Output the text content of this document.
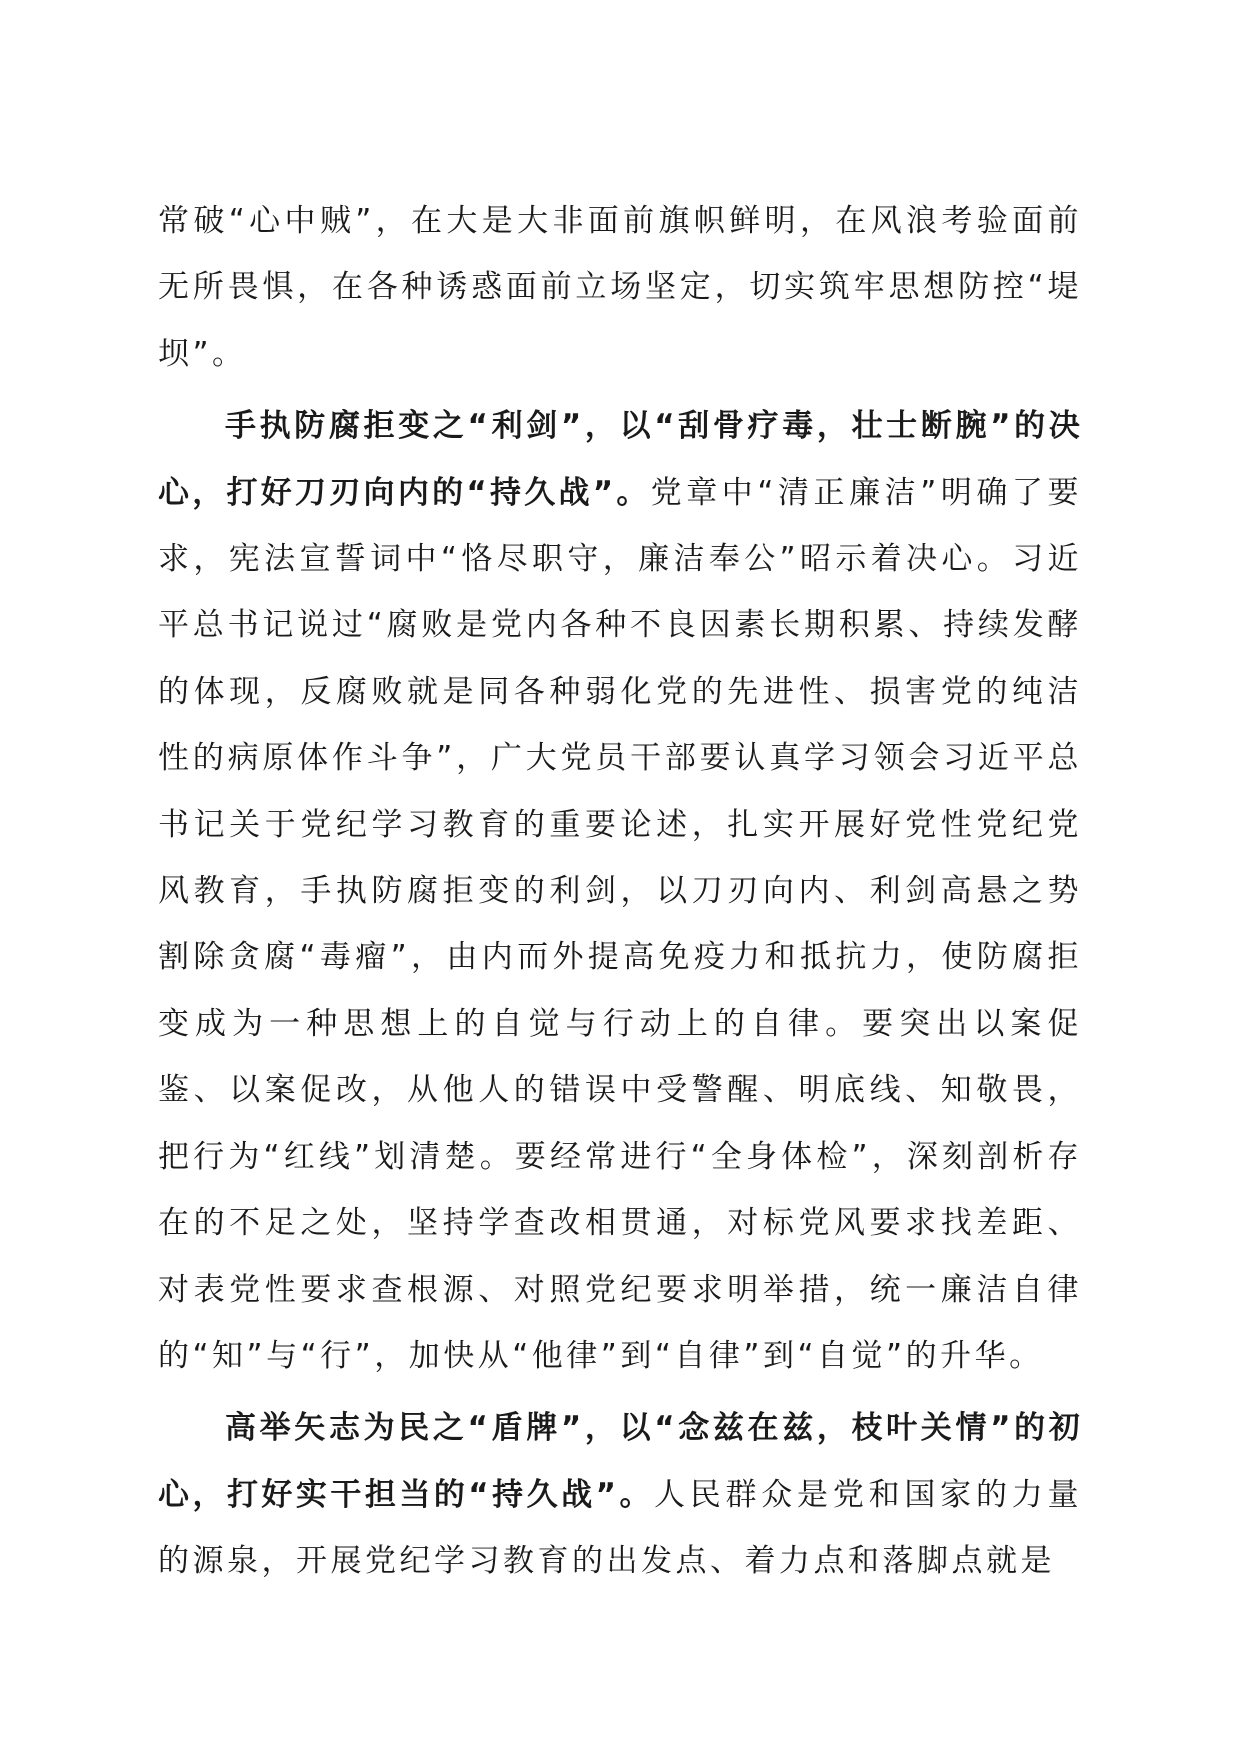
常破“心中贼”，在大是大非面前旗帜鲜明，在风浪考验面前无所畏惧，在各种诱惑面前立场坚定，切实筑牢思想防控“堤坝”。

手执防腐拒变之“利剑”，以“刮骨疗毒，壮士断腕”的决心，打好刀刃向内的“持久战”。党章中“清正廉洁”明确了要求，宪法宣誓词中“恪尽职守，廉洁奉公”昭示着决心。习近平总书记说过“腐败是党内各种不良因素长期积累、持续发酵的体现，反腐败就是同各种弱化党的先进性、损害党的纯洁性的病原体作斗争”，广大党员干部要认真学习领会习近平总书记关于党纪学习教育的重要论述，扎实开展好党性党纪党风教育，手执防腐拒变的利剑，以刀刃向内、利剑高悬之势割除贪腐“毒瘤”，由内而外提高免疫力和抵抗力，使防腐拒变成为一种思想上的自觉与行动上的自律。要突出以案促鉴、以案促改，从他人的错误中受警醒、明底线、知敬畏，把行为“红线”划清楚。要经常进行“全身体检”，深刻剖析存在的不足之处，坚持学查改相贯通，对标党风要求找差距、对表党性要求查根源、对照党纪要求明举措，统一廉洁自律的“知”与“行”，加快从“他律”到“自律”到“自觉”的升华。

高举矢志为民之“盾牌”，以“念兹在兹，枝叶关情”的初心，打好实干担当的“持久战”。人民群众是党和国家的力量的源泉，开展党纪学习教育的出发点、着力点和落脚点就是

========

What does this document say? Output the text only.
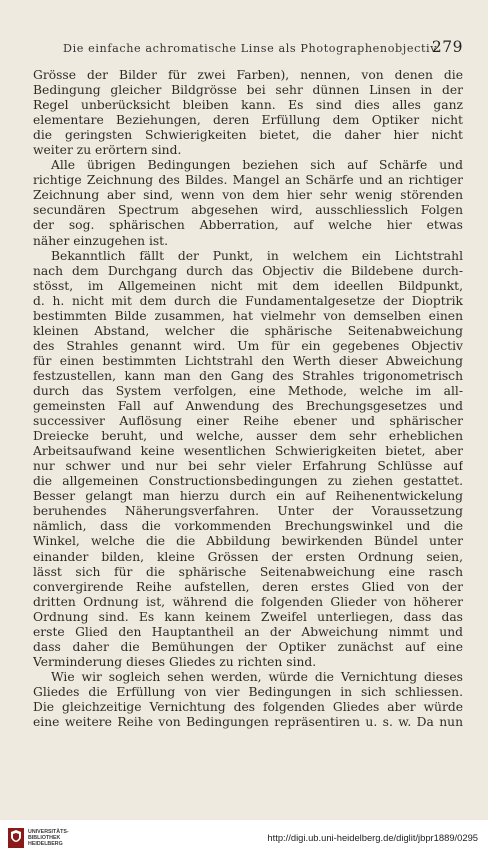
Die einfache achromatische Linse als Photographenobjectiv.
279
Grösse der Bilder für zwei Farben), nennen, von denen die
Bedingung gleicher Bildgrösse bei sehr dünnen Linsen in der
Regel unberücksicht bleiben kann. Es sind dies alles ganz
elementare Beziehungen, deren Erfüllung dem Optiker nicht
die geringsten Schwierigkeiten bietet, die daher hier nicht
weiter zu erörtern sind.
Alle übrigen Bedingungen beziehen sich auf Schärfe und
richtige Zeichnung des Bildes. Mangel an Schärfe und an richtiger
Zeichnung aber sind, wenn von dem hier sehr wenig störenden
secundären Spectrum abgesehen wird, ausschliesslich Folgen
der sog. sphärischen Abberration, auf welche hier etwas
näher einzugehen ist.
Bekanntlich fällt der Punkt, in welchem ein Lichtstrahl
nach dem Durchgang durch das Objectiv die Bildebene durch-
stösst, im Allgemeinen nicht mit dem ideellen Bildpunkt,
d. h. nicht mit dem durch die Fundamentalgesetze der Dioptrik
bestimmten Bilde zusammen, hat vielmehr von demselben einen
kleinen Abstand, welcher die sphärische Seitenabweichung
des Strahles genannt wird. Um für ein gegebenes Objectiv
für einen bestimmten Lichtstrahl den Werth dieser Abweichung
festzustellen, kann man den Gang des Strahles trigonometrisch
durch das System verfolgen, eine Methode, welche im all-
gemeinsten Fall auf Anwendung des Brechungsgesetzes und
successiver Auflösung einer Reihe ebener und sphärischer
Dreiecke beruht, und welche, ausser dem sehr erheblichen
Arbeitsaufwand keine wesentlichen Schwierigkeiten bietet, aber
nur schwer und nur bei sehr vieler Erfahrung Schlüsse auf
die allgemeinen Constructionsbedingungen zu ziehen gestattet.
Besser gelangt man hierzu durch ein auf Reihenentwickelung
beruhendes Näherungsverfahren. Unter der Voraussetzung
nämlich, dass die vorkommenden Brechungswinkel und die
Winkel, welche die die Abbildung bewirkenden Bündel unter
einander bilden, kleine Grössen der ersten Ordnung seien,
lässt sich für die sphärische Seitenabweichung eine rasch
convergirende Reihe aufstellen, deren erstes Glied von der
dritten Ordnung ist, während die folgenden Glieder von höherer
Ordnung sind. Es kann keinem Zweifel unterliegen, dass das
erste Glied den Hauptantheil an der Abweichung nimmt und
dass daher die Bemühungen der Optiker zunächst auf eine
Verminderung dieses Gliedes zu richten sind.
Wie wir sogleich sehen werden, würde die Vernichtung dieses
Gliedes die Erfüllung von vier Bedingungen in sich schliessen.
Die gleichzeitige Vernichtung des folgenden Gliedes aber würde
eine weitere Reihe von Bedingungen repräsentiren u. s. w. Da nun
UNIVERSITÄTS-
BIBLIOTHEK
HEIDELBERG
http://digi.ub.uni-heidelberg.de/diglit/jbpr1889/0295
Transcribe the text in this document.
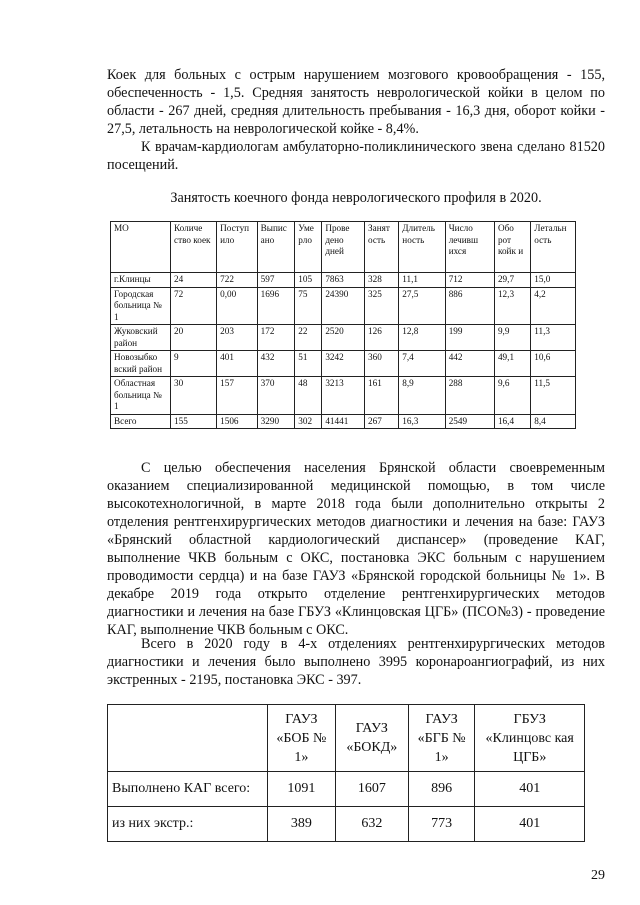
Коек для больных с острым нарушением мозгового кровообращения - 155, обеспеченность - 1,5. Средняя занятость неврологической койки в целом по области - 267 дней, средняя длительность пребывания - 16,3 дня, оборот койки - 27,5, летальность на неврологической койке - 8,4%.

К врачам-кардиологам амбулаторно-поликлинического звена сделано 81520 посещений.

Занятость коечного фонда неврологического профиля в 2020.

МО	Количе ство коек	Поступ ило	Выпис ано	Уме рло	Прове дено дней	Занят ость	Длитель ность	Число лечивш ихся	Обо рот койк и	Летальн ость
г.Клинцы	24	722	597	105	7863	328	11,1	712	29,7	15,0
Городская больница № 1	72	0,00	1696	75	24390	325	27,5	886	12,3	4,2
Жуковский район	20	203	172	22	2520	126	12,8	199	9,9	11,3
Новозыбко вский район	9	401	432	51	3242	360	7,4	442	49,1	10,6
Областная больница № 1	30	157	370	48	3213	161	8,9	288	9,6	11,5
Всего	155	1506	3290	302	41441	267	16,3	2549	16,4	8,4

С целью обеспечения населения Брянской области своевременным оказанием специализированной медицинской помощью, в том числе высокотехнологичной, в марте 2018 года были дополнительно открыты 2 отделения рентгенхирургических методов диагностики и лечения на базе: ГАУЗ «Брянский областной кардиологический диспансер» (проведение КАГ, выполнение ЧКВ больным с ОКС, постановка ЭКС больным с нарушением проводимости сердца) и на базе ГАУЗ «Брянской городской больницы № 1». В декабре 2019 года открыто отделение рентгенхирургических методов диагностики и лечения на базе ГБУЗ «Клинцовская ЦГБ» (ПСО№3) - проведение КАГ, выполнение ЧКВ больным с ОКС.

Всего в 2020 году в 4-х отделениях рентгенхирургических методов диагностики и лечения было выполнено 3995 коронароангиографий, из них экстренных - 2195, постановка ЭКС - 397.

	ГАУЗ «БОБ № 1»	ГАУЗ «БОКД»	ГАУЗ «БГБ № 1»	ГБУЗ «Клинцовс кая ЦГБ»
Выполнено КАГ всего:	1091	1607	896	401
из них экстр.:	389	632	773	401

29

========

WRITTEN REQUEST:
Search the data above for the word "this", then gather each line in which it appears.

PROBLEM SOLUTION:
Output the text content of this document.
What does this document say? Output the text only.
Transcribe the text in this document.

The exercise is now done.